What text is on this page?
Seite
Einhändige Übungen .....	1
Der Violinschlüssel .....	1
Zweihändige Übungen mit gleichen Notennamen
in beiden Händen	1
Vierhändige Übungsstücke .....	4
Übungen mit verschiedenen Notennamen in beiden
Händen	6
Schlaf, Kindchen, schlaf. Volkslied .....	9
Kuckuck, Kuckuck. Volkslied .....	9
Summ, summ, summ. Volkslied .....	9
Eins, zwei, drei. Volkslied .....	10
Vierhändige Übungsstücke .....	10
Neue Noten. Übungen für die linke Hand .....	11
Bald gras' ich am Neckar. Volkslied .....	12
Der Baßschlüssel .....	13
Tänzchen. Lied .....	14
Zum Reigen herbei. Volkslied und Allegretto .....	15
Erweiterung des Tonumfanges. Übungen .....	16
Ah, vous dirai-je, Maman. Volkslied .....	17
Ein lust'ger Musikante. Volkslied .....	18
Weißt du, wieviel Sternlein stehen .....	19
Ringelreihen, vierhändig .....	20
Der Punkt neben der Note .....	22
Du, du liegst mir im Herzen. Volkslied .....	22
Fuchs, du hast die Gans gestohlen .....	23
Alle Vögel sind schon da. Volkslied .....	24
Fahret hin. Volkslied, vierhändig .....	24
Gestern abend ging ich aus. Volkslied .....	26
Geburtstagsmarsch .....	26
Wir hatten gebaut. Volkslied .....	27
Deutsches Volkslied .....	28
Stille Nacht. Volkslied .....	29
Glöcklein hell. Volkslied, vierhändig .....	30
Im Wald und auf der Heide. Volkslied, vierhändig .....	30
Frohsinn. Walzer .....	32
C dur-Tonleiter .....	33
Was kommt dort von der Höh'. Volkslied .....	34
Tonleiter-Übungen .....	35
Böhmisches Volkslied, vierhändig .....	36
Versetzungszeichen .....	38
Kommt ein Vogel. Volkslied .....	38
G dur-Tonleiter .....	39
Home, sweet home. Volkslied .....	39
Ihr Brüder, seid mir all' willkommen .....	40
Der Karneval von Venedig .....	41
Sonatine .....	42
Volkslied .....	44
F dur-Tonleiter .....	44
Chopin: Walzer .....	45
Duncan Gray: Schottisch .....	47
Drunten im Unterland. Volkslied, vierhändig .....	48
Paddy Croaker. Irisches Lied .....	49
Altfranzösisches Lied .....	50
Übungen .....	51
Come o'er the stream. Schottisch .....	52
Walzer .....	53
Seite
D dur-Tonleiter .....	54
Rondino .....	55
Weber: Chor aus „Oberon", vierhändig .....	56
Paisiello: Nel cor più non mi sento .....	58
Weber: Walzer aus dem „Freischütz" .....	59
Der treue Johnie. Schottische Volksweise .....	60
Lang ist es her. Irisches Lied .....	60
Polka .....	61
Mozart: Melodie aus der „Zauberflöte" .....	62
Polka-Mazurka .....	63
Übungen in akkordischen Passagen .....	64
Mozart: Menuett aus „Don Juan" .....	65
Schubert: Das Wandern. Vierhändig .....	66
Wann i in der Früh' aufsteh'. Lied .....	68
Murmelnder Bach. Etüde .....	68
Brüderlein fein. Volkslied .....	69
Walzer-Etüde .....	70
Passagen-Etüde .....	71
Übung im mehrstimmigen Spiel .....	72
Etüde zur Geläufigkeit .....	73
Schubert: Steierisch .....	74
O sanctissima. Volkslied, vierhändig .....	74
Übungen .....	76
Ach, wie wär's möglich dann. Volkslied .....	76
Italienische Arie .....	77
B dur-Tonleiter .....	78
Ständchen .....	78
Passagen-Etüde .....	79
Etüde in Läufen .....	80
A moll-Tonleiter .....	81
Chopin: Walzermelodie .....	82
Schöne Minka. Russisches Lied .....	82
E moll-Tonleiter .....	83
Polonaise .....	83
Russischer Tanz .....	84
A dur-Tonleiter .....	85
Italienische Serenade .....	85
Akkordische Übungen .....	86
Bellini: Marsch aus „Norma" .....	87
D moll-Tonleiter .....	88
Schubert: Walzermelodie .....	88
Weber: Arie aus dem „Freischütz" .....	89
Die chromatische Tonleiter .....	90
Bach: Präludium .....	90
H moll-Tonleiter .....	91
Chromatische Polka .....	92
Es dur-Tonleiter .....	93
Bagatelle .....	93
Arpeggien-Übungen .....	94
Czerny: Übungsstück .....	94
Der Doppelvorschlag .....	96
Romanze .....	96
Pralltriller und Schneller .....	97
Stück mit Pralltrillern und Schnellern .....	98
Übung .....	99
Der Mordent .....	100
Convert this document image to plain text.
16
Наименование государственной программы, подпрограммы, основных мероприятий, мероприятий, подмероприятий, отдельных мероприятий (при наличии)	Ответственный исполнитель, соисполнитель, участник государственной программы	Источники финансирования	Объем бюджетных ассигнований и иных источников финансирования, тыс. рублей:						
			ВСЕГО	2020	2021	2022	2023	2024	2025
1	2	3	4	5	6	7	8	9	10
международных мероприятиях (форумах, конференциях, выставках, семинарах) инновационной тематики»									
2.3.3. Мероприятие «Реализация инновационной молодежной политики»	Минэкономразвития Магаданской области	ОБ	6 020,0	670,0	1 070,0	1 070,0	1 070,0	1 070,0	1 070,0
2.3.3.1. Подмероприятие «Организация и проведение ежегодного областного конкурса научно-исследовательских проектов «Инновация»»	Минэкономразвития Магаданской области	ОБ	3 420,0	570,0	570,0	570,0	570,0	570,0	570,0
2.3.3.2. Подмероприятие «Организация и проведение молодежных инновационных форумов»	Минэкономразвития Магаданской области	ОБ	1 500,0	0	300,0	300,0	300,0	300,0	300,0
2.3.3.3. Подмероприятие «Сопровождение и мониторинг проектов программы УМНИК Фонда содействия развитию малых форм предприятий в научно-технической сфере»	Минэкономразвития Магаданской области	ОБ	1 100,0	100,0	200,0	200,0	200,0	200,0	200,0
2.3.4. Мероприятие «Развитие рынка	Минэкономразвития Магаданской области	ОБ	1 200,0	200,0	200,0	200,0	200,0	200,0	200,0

> _Work to do_:
Copy out every line of the data that includes "Italienische".

> _The result_:
Italienische Arie .....	77
Italienische Serenade .....	85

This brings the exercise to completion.